Items from a figure collection:
________________________________________

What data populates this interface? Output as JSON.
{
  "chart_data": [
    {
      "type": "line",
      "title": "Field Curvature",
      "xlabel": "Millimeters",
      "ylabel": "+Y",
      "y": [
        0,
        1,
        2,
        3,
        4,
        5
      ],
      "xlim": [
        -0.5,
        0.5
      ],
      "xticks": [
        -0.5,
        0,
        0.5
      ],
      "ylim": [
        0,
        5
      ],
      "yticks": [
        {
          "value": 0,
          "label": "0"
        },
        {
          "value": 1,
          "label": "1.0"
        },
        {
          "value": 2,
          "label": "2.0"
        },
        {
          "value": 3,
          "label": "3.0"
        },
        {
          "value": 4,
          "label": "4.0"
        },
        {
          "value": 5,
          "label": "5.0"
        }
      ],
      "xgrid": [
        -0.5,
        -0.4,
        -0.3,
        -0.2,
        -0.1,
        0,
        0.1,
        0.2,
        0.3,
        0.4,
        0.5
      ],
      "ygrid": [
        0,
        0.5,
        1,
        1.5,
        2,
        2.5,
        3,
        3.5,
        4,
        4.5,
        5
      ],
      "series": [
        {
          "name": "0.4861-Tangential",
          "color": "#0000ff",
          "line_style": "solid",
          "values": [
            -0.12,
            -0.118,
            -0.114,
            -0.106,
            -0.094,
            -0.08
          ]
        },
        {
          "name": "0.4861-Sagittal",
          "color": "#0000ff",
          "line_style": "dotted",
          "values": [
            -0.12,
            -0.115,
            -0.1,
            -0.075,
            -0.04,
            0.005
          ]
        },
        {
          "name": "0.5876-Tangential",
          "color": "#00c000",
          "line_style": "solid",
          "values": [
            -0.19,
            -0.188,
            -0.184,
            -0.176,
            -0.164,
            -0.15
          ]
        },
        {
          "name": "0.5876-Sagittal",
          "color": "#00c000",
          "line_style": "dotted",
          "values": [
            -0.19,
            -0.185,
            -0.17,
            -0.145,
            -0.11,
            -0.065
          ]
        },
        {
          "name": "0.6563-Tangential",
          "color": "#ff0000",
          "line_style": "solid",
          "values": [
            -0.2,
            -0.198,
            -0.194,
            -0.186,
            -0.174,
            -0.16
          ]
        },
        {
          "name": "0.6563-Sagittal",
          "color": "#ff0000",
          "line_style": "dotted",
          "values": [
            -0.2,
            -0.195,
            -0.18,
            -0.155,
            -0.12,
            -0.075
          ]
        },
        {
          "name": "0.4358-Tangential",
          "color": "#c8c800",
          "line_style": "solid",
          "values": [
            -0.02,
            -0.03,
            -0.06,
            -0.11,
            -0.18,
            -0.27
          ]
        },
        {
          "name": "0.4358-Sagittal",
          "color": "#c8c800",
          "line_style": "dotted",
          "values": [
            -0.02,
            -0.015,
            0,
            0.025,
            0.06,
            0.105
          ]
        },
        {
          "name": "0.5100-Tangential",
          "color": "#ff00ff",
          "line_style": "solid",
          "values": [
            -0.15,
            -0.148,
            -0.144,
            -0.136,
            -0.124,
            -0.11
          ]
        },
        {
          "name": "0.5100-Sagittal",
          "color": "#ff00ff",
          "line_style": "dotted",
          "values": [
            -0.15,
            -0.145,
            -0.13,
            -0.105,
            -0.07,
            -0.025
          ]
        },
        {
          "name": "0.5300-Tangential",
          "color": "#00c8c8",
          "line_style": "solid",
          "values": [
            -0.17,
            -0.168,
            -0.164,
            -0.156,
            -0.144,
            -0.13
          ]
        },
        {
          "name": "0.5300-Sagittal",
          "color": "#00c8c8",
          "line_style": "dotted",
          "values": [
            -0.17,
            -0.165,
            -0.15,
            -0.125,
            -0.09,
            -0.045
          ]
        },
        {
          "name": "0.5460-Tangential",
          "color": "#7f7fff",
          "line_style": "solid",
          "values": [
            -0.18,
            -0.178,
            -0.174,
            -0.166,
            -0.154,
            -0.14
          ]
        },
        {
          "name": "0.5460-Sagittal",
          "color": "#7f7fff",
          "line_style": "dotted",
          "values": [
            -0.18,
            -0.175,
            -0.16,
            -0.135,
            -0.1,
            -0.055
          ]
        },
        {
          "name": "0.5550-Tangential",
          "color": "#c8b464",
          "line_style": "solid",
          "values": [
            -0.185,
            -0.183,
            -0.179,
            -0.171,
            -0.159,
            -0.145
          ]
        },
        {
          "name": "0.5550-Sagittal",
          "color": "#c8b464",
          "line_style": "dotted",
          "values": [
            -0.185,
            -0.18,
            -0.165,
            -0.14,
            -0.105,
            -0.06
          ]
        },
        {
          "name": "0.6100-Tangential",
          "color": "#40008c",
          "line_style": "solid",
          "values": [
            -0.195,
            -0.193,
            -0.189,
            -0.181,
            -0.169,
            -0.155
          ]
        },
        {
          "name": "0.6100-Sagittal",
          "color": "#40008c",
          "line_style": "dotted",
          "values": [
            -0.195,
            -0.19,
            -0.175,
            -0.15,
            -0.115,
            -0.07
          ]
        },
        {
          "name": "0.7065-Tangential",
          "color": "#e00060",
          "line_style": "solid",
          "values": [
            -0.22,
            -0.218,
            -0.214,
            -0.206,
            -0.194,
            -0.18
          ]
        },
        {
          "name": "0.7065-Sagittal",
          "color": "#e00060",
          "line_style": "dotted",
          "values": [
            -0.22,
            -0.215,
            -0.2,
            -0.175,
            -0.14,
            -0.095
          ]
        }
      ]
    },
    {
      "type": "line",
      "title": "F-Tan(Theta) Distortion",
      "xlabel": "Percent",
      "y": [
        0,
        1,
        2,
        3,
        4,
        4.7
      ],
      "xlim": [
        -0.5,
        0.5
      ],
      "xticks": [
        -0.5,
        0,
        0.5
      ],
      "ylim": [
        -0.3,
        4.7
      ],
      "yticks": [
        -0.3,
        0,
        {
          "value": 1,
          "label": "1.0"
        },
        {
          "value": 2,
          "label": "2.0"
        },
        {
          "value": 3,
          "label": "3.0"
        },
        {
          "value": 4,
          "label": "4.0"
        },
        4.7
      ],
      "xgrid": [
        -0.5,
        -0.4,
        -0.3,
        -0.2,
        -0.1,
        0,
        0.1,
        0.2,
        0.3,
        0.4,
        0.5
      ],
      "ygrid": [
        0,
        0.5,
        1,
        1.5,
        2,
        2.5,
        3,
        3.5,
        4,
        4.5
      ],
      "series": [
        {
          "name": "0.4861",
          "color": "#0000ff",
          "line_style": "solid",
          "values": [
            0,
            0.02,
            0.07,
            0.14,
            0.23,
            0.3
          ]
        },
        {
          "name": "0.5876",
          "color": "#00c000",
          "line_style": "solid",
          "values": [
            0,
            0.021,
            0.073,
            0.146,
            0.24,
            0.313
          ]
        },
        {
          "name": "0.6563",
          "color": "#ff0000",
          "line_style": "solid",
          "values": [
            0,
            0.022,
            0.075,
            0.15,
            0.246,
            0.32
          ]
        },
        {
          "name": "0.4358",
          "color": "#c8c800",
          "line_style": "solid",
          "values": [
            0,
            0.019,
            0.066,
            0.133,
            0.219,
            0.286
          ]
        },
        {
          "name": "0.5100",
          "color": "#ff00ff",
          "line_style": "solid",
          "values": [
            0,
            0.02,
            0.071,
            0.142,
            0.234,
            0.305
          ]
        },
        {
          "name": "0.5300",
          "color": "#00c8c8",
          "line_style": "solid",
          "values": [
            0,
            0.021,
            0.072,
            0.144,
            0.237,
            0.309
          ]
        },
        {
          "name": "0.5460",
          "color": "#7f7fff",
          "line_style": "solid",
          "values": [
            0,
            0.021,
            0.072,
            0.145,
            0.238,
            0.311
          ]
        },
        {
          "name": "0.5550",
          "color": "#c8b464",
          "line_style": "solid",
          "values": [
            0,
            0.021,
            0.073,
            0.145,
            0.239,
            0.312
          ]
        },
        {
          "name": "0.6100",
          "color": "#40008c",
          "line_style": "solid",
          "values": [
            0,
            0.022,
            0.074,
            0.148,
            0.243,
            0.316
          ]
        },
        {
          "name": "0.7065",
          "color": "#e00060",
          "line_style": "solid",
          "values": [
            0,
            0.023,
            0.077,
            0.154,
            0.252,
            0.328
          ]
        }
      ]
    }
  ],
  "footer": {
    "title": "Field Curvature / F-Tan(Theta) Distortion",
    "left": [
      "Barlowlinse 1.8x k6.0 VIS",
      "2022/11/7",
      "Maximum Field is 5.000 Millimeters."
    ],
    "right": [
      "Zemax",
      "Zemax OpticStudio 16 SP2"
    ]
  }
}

________________________________________

_Requirement_
Each line that has the word "Curvature" should be copied.

_Task response_
      "title": "Field Curvature",
    "title": "Field Curvature / F-Tan(Theta) Distortion",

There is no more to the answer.